### Problem to work on
Collect all lines from the records below that include the word "content".

### Recorded data
========================================
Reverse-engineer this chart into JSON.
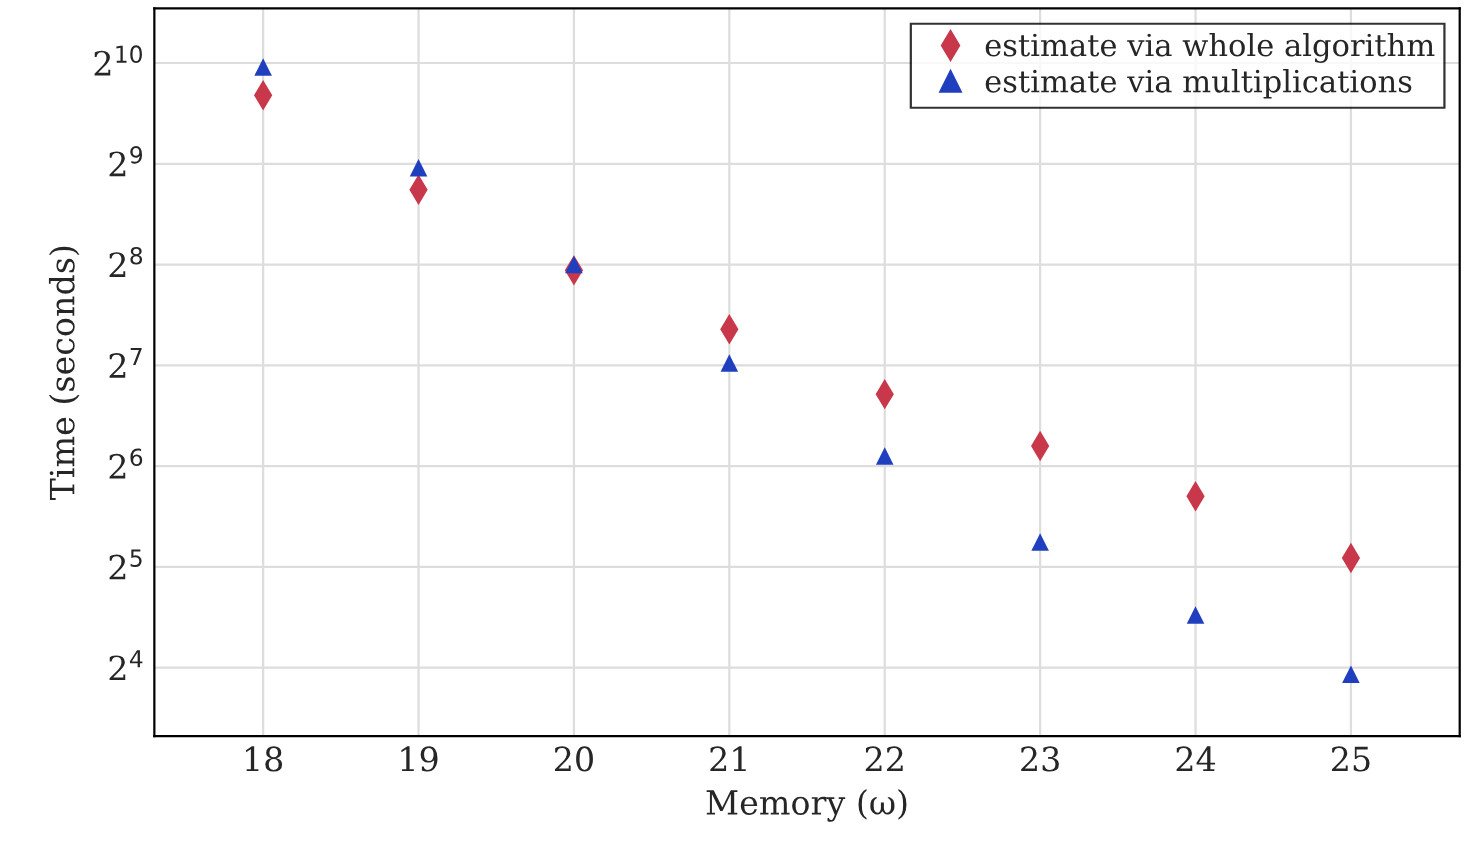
{
  "chart_data": {
    "type": "scatter",
    "xlabel": "Memory (ω)",
    "ylabel": "Time (seconds)",
    "x": [
      18,
      19,
      20,
      21,
      22,
      23,
      24,
      25
    ],
    "series": [
      {
        "name": "estimate via whole algorithm",
        "color": "#c8374a",
        "marker": "diamond",
        "values": [
          820,
          428,
          246,
          164,
          105,
          73.5,
          52,
          34
        ]
      },
      {
        "name": "estimate via multiplications",
        "color": "#1f3fbf",
        "marker": "triangle",
        "values": [
          996,
          498,
          256,
          130,
          68.6,
          38,
          23,
          15.3
        ]
      }
    ],
    "log": "y",
    "xlim": [
      17.3,
      25.7
    ],
    "xticks": [
      18,
      19,
      20,
      21,
      22,
      23,
      24,
      25
    ],
    "ylim": [
      10,
      1490
    ],
    "yticks": [
      {
        "value": 16,
        "label": "2$^{4}$"
      },
      {
        "value": 32,
        "label": "2$^{5}$"
      },
      {
        "value": 64,
        "label": "2$^{6}$"
      },
      {
        "value": 128,
        "label": "2$^{7}$"
      },
      {
        "value": 256,
        "label": "2$^{8}$"
      },
      {
        "value": 512,
        "label": "2$^{9}$"
      },
      {
        "value": 1024,
        "label": "2$^{10}$"
      }
    ],
    "grid": true,
    "legend": "top right"
  }
}
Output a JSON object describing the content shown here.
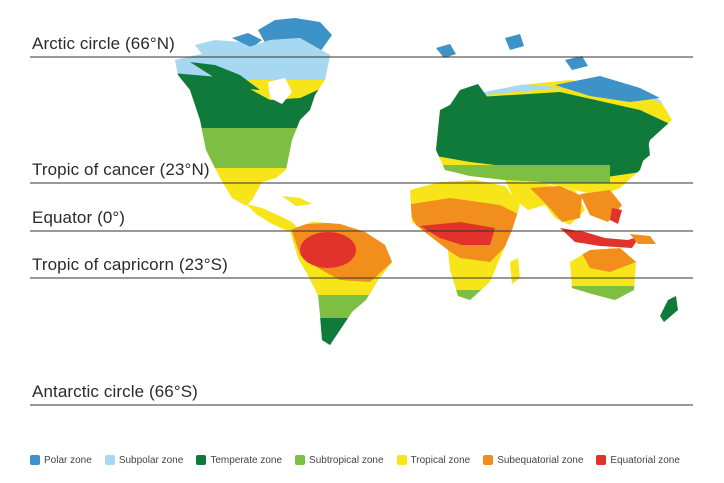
{
  "lines": [
    {
      "label": "Arctic circle (66°N)"
    },
    {
      "label": "Tropic of cancer (23°N)"
    },
    {
      "label": "Equator (0°)"
    },
    {
      "label": "Tropic of capricorn (23°S)"
    },
    {
      "label": "Antarctic circle (66°S)"
    }
  ],
  "legend": [
    {
      "label": "Polar zone",
      "color": "#3d92c8"
    },
    {
      "label": "Subpolar zone",
      "color": "#a6d8f2"
    },
    {
      "label": "Temperate zone",
      "color": "#0f7a3a"
    },
    {
      "label": "Subtropical zone",
      "color": "#7cbf42"
    },
    {
      "label": "Tropical zone",
      "color": "#f7e51a"
    },
    {
      "label": "Subequatorial zone",
      "color": "#f28e1c"
    },
    {
      "label": "Equatorial zone",
      "color": "#e2322c"
    }
  ]
}
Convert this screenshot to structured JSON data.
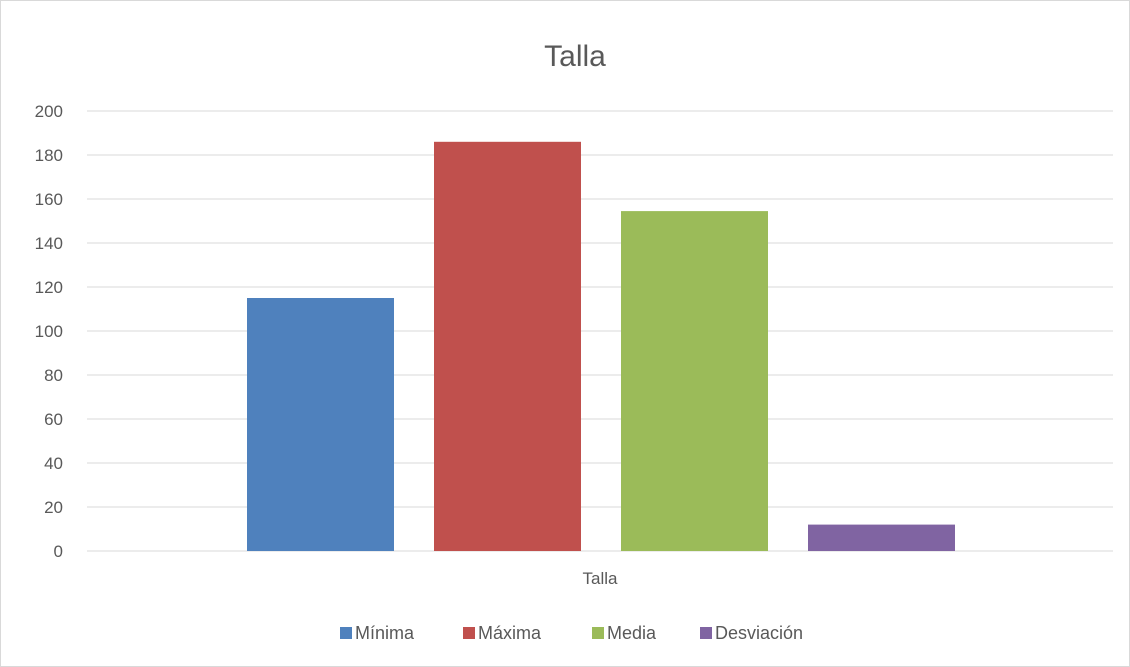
{
  "chart_data": {
    "type": "bar",
    "title": "Talla",
    "categories": [
      "Talla"
    ],
    "series": [
      {
        "name": "Mínima",
        "values": [
          115
        ],
        "color": "#4f81bd"
      },
      {
        "name": "Máxima",
        "values": [
          186
        ],
        "color": "#c0504d"
      },
      {
        "name": "Media",
        "values": [
          154.5
        ],
        "color": "#9bbb59"
      },
      {
        "name": "Desviación",
        "values": [
          12
        ],
        "color": "#8064a2"
      }
    ],
    "ylim": [
      0,
      200
    ],
    "yticks": [
      0,
      20,
      40,
      60,
      80,
      100,
      120,
      140,
      160,
      180,
      200
    ],
    "grid": true,
    "legend_position": "bottom",
    "gridline_color": "#d9d9d9",
    "text_color": "#595959"
  }
}
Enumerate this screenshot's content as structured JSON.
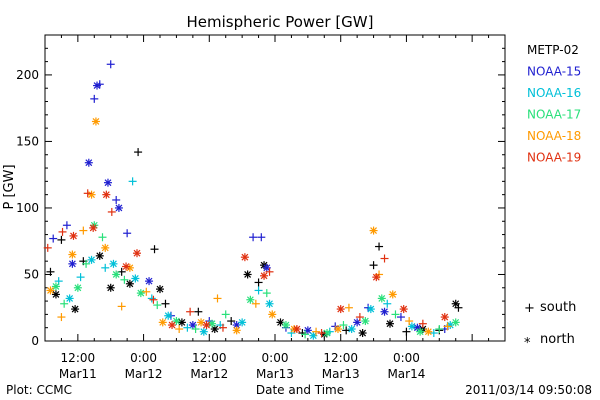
{
  "chart_data": {
    "type": "scatter",
    "title": "Hemispheric Power [GW]",
    "xlabel": "Date and Time",
    "ylabel": "P [GW]",
    "ylim": [
      0,
      230
    ],
    "xlim_hours": [
      -18,
      66
    ],
    "y_ticks": [
      0,
      50,
      100,
      150,
      200
    ],
    "x_major_ticks": [
      {
        "label": "12:00",
        "date": "Mar11",
        "offset_h": -12
      },
      {
        "label": "0:00",
        "date": "Mar12",
        "offset_h": 0
      },
      {
        "label": "12:00",
        "date": "Mar12",
        "offset_h": 12
      },
      {
        "label": "0:00",
        "date": "Mar13",
        "offset_h": 24
      },
      {
        "label": "12:00",
        "date": "Mar13",
        "offset_h": 36
      },
      {
        "label": "0:00",
        "date": "Mar14",
        "offset_h": 48
      }
    ],
    "grid": false,
    "legend_position": "right",
    "marker_legend": {
      "plus": "south",
      "star": "north"
    },
    "footer_left": "Plot: CCMC",
    "footer_right": "2011/03/14 09:50:08",
    "series": [
      {
        "name": "METP-02",
        "color": "#000000",
        "points": [
          {
            "h": -17,
            "v": 52,
            "m": "plus"
          },
          {
            "h": -16,
            "v": 35,
            "m": "star"
          },
          {
            "h": -15,
            "v": 76,
            "m": "plus"
          },
          {
            "h": -12.5,
            "v": 24,
            "m": "star"
          },
          {
            "h": -11,
            "v": 60,
            "m": "plus"
          },
          {
            "h": -8,
            "v": 64,
            "m": "star"
          },
          {
            "h": -6,
            "v": 40,
            "m": "star"
          },
          {
            "h": -4,
            "v": 52,
            "m": "plus"
          },
          {
            "h": -1,
            "v": 142,
            "m": "plus"
          },
          {
            "h": -2.5,
            "v": 43,
            "m": "star"
          },
          {
            "h": 2,
            "v": 69,
            "m": "plus"
          },
          {
            "h": 3,
            "v": 39,
            "m": "star"
          },
          {
            "h": 4,
            "v": 28,
            "m": "plus"
          },
          {
            "h": 7,
            "v": 14,
            "m": "star"
          },
          {
            "h": 10,
            "v": 22,
            "m": "plus"
          },
          {
            "h": 13,
            "v": 9,
            "m": "star"
          },
          {
            "h": 16,
            "v": 15,
            "m": "plus"
          },
          {
            "h": 19,
            "v": 50,
            "m": "star"
          },
          {
            "h": 21,
            "v": 44,
            "m": "plus"
          },
          {
            "h": 22,
            "v": 57,
            "m": "star"
          },
          {
            "h": 25,
            "v": 14,
            "m": "star"
          },
          {
            "h": 29,
            "v": 6,
            "m": "plus"
          },
          {
            "h": 33,
            "v": 5,
            "m": "star"
          },
          {
            "h": 37,
            "v": 8,
            "m": "plus"
          },
          {
            "h": 40,
            "v": 6,
            "m": "star"
          },
          {
            "h": 42,
            "v": 57,
            "m": "plus"
          },
          {
            "h": 43,
            "v": 71,
            "m": "plus"
          },
          {
            "h": 45,
            "v": 13,
            "m": "star"
          },
          {
            "h": 48,
            "v": 7,
            "m": "plus"
          },
          {
            "h": 51,
            "v": 9,
            "m": "star"
          },
          {
            "h": 54,
            "v": 8,
            "m": "plus"
          },
          {
            "h": 57,
            "v": 28,
            "m": "star"
          },
          {
            "h": 57.5,
            "v": 25,
            "m": "plus"
          }
        ]
      },
      {
        "name": "NOAA-15",
        "color": "#1f1fd0",
        "points": [
          {
            "h": -16.5,
            "v": 77,
            "m": "plus"
          },
          {
            "h": -14,
            "v": 87,
            "m": "plus"
          },
          {
            "h": -13,
            "v": 58,
            "m": "star"
          },
          {
            "h": -10,
            "v": 134,
            "m": "star"
          },
          {
            "h": -9,
            "v": 182,
            "m": "plus"
          },
          {
            "h": -8.5,
            "v": 192,
            "m": "star"
          },
          {
            "h": -8,
            "v": 193,
            "m": "plus"
          },
          {
            "h": -6.5,
            "v": 119,
            "m": "star"
          },
          {
            "h": -6,
            "v": 208,
            "m": "plus"
          },
          {
            "h": -5,
            "v": 106,
            "m": "plus"
          },
          {
            "h": -4.5,
            "v": 100,
            "m": "star"
          },
          {
            "h": -3,
            "v": 81,
            "m": "plus"
          },
          {
            "h": 1,
            "v": 45,
            "m": "star"
          },
          {
            "h": 5,
            "v": 19,
            "m": "plus"
          },
          {
            "h": 9,
            "v": 12,
            "m": "star"
          },
          {
            "h": 12,
            "v": 15,
            "m": "plus"
          },
          {
            "h": 17,
            "v": 12,
            "m": "star"
          },
          {
            "h": 20,
            "v": 78,
            "m": "plus"
          },
          {
            "h": 21.5,
            "v": 78,
            "m": "plus"
          },
          {
            "h": 22.5,
            "v": 55,
            "m": "star"
          },
          {
            "h": 26,
            "v": 10,
            "m": "plus"
          },
          {
            "h": 30,
            "v": 8,
            "m": "star"
          },
          {
            "h": 35,
            "v": 11,
            "m": "plus"
          },
          {
            "h": 39,
            "v": 14,
            "m": "star"
          },
          {
            "h": 41,
            "v": 25,
            "m": "plus"
          },
          {
            "h": 44,
            "v": 22,
            "m": "star"
          },
          {
            "h": 47,
            "v": 18,
            "m": "plus"
          },
          {
            "h": 50,
            "v": 10,
            "m": "star"
          },
          {
            "h": 55,
            "v": 9,
            "m": "plus"
          }
        ]
      },
      {
        "name": "NOAA-16",
        "color": "#00c0d8",
        "points": [
          {
            "h": -15.5,
            "v": 45,
            "m": "plus"
          },
          {
            "h": -13.5,
            "v": 32,
            "m": "star"
          },
          {
            "h": -11.5,
            "v": 48,
            "m": "plus"
          },
          {
            "h": -9.5,
            "v": 61,
            "m": "star"
          },
          {
            "h": -7,
            "v": 55,
            "m": "plus"
          },
          {
            "h": -5.5,
            "v": 58,
            "m": "star"
          },
          {
            "h": -2,
            "v": 120,
            "m": "plus"
          },
          {
            "h": -1.5,
            "v": 47,
            "m": "star"
          },
          {
            "h": 1.5,
            "v": 32,
            "m": "plus"
          },
          {
            "h": 4.5,
            "v": 19,
            "m": "star"
          },
          {
            "h": 8,
            "v": 10,
            "m": "plus"
          },
          {
            "h": 11,
            "v": 7,
            "m": "star"
          },
          {
            "h": 14,
            "v": 12,
            "m": "plus"
          },
          {
            "h": 18,
            "v": 14,
            "m": "star"
          },
          {
            "h": 21,
            "v": 38,
            "m": "plus"
          },
          {
            "h": 23,
            "v": 28,
            "m": "star"
          },
          {
            "h": 27,
            "v": 6,
            "m": "plus"
          },
          {
            "h": 31,
            "v": 4,
            "m": "star"
          },
          {
            "h": 34,
            "v": 7,
            "m": "plus"
          },
          {
            "h": 38,
            "v": 9,
            "m": "star"
          },
          {
            "h": 41.5,
            "v": 24,
            "m": "star"
          },
          {
            "h": 44.5,
            "v": 28,
            "m": "plus"
          },
          {
            "h": 49,
            "v": 11,
            "m": "star"
          },
          {
            "h": 53,
            "v": 6,
            "m": "plus"
          },
          {
            "h": 56,
            "v": 12,
            "m": "star"
          }
        ]
      },
      {
        "name": "NOAA-17",
        "color": "#28e07a",
        "points": [
          {
            "h": -16,
            "v": 41,
            "m": "star"
          },
          {
            "h": -14.5,
            "v": 28,
            "m": "plus"
          },
          {
            "h": -12,
            "v": 40,
            "m": "star"
          },
          {
            "h": -10.5,
            "v": 58,
            "m": "plus"
          },
          {
            "h": -9,
            "v": 87,
            "m": "star"
          },
          {
            "h": -7.5,
            "v": 78,
            "m": "plus"
          },
          {
            "h": -5,
            "v": 50,
            "m": "star"
          },
          {
            "h": -3.5,
            "v": 46,
            "m": "plus"
          },
          {
            "h": -0.5,
            "v": 36,
            "m": "star"
          },
          {
            "h": 2.5,
            "v": 27,
            "m": "plus"
          },
          {
            "h": 6,
            "v": 15,
            "m": "star"
          },
          {
            "h": 9.5,
            "v": 9,
            "m": "plus"
          },
          {
            "h": 12.5,
            "v": 13,
            "m": "star"
          },
          {
            "h": 15,
            "v": 20,
            "m": "plus"
          },
          {
            "h": 19.5,
            "v": 31,
            "m": "star"
          },
          {
            "h": 22.5,
            "v": 36,
            "m": "plus"
          },
          {
            "h": 26,
            "v": 12,
            "m": "star"
          },
          {
            "h": 29.5,
            "v": 5,
            "m": "plus"
          },
          {
            "h": 33.5,
            "v": 6,
            "m": "star"
          },
          {
            "h": 36.5,
            "v": 12,
            "m": "plus"
          },
          {
            "h": 40.5,
            "v": 15,
            "m": "star"
          },
          {
            "h": 43.5,
            "v": 32,
            "m": "star"
          },
          {
            "h": 46,
            "v": 20,
            "m": "plus"
          },
          {
            "h": 50.5,
            "v": 7,
            "m": "star"
          },
          {
            "h": 54,
            "v": 9,
            "m": "plus"
          },
          {
            "h": 57,
            "v": 14,
            "m": "star"
          }
        ]
      },
      {
        "name": "NOAA-18",
        "color": "#ff9a00",
        "points": [
          {
            "h": -17,
            "v": 38,
            "m": "star"
          },
          {
            "h": -15,
            "v": 18,
            "m": "plus"
          },
          {
            "h": -13,
            "v": 65,
            "m": "star"
          },
          {
            "h": -11,
            "v": 83,
            "m": "plus"
          },
          {
            "h": -9.5,
            "v": 110,
            "m": "star"
          },
          {
            "h": -8.7,
            "v": 165,
            "m": "star"
          },
          {
            "h": -7,
            "v": 70,
            "m": "star"
          },
          {
            "h": -4,
            "v": 26,
            "m": "plus"
          },
          {
            "h": -2.5,
            "v": 55,
            "m": "star"
          },
          {
            "h": 0.5,
            "v": 37,
            "m": "plus"
          },
          {
            "h": 3.5,
            "v": 14,
            "m": "star"
          },
          {
            "h": 6.5,
            "v": 9,
            "m": "plus"
          },
          {
            "h": 10.5,
            "v": 14,
            "m": "star"
          },
          {
            "h": 13.5,
            "v": 32,
            "m": "plus"
          },
          {
            "h": 17,
            "v": 8,
            "m": "star"
          },
          {
            "h": 20.5,
            "v": 28,
            "m": "plus"
          },
          {
            "h": 23.5,
            "v": 20,
            "m": "star"
          },
          {
            "h": 27.5,
            "v": 9,
            "m": "star"
          },
          {
            "h": 31.5,
            "v": 7,
            "m": "plus"
          },
          {
            "h": 35.5,
            "v": 9,
            "m": "star"
          },
          {
            "h": 37.5,
            "v": 25,
            "m": "plus"
          },
          {
            "h": 42,
            "v": 83,
            "m": "star"
          },
          {
            "h": 43,
            "v": 50,
            "m": "plus"
          },
          {
            "h": 45.5,
            "v": 35,
            "m": "star"
          },
          {
            "h": 48.5,
            "v": 15,
            "m": "plus"
          },
          {
            "h": 52,
            "v": 7,
            "m": "star"
          },
          {
            "h": 55.5,
            "v": 11,
            "m": "plus"
          }
        ]
      },
      {
        "name": "NOAA-19",
        "color": "#e03010",
        "points": [
          {
            "h": -17.5,
            "v": 70,
            "m": "plus"
          },
          {
            "h": -14.8,
            "v": 82,
            "m": "plus"
          },
          {
            "h": -12.8,
            "v": 79,
            "m": "star"
          },
          {
            "h": -10.2,
            "v": 111,
            "m": "plus"
          },
          {
            "h": -9.2,
            "v": 85,
            "m": "star"
          },
          {
            "h": -6.8,
            "v": 110,
            "m": "star"
          },
          {
            "h": -5.8,
            "v": 97,
            "m": "plus"
          },
          {
            "h": -3.2,
            "v": 56,
            "m": "star"
          },
          {
            "h": -1.2,
            "v": 66,
            "m": "star"
          },
          {
            "h": 1.8,
            "v": 31,
            "m": "plus"
          },
          {
            "h": 5.2,
            "v": 12,
            "m": "star"
          },
          {
            "h": 8.5,
            "v": 22,
            "m": "plus"
          },
          {
            "h": 11.5,
            "v": 12,
            "m": "star"
          },
          {
            "h": 14.5,
            "v": 10,
            "m": "plus"
          },
          {
            "h": 18.5,
            "v": 63,
            "m": "star"
          },
          {
            "h": 22,
            "v": 49,
            "m": "star"
          },
          {
            "h": 23,
            "v": 52,
            "m": "plus"
          },
          {
            "h": 28,
            "v": 9,
            "m": "star"
          },
          {
            "h": 32.5,
            "v": 6,
            "m": "plus"
          },
          {
            "h": 36,
            "v": 24,
            "m": "star"
          },
          {
            "h": 39.5,
            "v": 18,
            "m": "plus"
          },
          {
            "h": 42.5,
            "v": 48,
            "m": "star"
          },
          {
            "h": 44,
            "v": 62,
            "m": "plus"
          },
          {
            "h": 47.5,
            "v": 24,
            "m": "star"
          },
          {
            "h": 51,
            "v": 13,
            "m": "plus"
          },
          {
            "h": 55,
            "v": 18,
            "m": "star"
          }
        ]
      }
    ]
  }
}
========================================
### Exercise response
Output a JSON object describing the content shown here.
Enumerate this screenshot's content as structured JSON.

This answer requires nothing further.